◆ **Exercise**
Give the listing again in full, exactly as written.

Figure record extracts:
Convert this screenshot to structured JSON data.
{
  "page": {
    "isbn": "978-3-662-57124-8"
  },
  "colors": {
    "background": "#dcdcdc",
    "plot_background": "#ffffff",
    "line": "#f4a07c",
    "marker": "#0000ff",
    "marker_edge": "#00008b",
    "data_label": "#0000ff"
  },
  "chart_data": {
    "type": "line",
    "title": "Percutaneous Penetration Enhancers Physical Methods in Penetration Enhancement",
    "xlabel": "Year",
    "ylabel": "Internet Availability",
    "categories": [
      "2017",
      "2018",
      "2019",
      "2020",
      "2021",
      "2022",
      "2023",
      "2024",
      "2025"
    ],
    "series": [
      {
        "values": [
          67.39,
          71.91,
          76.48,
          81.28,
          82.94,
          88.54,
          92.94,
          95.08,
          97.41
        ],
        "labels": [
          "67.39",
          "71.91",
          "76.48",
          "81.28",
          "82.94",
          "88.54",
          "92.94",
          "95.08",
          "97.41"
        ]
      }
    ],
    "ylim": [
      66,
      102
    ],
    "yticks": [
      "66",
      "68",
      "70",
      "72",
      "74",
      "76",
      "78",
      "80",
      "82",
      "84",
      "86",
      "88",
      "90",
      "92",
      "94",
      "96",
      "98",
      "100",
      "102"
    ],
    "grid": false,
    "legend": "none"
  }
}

◆ **Response**
Convert this screenshot to structured JSON data.
{
  "page": {
    "isbn": "978-3-662-57124-8"
  },
  "colors": {
    "background": "#dcdcdc",
    "plot_background": "#ffffff",
    "line": "#f4a07c",
    "marker": "#0000ff",
    "marker_edge": "#00008b",
    "data_label": "#0000ff"
  },
  "chart_data": {
    "type": "line",
    "title": "Percutaneous Penetration Enhancers Physical Methods in Penetration Enhancement",
    "xlabel": "Year",
    "ylabel": "Internet Availability",
    "categories": [
      "2017",
      "2018",
      "2019",
      "2020",
      "2021",
      "2022",
      "2023",
      "2024",
      "2025"
    ],
    "series": [
      {
        "values": [
          67.39,
          71.91,
          76.48,
          81.28,
          82.94,
          88.54,
          92.94,
          95.08,
          97.41
        ],
        "labels": [
          "67.39",
          "71.91",
          "76.48",
          "81.28",
          "82.94",
          "88.54",
          "92.94",
          "95.08",
          "97.41"
        ]
      }
    ],
    "ylim": [
      66,
      102
    ],
    "yticks": [
      "66",
      "68",
      "70",
      "72",
      "74",
      "76",
      "78",
      "80",
      "82",
      "84",
      "86",
      "88",
      "90",
      "92",
      "94",
      "96",
      "98",
      "100",
      "102"
    ],
    "grid": false,
    "legend": "none"
  }
}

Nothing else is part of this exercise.